Report how many lines include the word "color", and nothing besides that number.

╭─ Extracted material

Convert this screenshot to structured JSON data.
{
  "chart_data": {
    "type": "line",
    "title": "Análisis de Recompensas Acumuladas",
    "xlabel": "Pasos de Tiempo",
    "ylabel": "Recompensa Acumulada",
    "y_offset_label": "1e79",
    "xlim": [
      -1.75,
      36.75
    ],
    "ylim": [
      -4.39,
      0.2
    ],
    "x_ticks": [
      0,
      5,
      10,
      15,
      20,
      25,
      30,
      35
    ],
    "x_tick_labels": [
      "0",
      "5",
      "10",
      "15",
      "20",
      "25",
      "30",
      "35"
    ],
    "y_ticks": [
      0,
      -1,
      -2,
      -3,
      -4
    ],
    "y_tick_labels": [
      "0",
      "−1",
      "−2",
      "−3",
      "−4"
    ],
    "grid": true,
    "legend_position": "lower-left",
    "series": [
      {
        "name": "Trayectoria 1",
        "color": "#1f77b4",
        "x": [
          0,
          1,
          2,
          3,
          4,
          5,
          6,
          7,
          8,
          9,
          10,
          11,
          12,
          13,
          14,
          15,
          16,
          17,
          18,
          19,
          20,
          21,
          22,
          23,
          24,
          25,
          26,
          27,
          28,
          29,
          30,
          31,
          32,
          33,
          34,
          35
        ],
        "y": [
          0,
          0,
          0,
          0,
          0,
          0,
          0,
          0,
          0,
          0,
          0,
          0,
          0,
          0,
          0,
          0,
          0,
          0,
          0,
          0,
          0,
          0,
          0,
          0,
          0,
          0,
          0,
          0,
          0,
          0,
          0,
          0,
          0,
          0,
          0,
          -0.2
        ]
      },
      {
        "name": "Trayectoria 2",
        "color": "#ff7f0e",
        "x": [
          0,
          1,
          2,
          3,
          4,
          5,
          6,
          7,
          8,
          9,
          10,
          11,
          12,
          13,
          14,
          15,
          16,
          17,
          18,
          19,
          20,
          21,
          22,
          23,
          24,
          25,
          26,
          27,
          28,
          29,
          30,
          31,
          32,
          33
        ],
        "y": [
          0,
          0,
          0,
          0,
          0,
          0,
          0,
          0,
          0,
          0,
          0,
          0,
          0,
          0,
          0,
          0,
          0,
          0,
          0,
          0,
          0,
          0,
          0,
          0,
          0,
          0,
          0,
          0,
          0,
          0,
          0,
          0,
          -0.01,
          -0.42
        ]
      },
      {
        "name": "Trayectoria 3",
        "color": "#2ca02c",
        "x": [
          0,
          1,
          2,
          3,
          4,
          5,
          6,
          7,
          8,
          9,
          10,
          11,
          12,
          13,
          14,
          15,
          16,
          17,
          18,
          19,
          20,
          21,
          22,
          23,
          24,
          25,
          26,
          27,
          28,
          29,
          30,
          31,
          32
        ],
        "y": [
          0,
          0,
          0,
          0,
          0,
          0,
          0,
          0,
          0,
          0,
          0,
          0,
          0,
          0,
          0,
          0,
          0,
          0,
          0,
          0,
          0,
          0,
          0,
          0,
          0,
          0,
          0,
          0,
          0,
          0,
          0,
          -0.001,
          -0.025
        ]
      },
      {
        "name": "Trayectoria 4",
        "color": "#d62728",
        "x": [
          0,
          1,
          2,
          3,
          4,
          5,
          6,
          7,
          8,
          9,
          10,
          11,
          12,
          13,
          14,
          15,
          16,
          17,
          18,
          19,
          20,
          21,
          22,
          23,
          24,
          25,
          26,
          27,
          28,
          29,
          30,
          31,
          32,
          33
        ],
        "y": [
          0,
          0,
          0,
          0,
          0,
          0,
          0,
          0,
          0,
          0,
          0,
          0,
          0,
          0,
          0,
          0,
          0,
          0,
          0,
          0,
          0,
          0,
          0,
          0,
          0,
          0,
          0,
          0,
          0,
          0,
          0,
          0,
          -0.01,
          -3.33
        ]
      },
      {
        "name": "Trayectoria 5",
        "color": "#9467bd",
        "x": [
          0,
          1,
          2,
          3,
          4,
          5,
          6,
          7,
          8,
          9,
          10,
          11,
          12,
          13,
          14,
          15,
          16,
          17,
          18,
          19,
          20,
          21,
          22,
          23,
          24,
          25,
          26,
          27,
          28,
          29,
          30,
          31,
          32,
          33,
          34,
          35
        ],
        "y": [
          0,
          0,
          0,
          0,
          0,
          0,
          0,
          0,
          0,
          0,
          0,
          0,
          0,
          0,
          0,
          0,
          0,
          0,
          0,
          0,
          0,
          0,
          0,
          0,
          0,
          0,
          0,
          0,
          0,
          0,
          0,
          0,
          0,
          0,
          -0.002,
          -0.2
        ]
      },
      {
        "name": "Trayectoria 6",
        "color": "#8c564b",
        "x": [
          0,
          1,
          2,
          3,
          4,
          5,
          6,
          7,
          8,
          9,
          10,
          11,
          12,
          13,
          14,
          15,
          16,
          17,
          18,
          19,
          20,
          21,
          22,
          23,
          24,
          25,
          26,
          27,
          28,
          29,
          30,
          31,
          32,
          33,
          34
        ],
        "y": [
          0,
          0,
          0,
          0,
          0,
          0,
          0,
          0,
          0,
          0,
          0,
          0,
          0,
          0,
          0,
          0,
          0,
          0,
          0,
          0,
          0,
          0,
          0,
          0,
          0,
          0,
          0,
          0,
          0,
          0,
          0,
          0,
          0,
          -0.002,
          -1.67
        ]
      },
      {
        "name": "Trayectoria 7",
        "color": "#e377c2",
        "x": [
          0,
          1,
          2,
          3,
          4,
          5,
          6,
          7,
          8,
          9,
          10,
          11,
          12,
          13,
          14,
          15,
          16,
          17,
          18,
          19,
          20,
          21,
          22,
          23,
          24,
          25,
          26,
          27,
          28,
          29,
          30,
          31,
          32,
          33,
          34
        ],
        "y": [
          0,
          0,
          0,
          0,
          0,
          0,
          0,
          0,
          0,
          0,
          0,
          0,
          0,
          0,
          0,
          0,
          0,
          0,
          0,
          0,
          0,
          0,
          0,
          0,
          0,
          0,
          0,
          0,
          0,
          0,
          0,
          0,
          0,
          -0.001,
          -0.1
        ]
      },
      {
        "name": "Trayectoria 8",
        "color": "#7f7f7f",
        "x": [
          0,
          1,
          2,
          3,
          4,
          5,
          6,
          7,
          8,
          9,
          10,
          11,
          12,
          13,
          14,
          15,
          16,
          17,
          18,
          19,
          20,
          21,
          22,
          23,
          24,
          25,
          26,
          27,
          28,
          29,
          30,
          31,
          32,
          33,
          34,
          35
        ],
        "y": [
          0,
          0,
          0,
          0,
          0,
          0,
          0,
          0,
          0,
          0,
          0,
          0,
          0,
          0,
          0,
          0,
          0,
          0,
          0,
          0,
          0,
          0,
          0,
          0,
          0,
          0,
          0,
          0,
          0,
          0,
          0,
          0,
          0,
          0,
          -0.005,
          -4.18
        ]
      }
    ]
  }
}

╰─

**Final result:** 8